-- Start Input --

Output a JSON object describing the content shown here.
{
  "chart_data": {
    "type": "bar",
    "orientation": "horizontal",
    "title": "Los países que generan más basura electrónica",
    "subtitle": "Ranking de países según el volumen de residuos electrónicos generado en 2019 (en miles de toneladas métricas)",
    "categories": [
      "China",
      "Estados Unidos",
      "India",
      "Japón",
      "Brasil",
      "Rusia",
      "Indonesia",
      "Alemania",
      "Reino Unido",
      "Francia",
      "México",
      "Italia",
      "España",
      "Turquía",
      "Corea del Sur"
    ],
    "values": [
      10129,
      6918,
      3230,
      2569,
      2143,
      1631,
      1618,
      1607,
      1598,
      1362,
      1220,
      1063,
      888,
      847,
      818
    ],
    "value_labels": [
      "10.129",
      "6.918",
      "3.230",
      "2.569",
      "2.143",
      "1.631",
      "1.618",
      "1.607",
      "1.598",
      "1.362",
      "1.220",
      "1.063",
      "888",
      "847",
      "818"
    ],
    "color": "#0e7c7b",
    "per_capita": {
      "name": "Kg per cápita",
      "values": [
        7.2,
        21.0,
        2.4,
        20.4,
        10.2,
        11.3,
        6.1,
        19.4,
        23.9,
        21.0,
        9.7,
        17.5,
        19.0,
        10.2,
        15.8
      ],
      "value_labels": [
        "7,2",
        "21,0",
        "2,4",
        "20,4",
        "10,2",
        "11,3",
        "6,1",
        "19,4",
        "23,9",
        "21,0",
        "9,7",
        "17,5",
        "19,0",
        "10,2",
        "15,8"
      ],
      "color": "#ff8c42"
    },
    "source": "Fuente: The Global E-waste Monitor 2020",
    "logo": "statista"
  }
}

-- End Input --

§ **Prompt**
Give the number of lines containing the word "países". No other answer is needed.

§ **Solved exercise**
2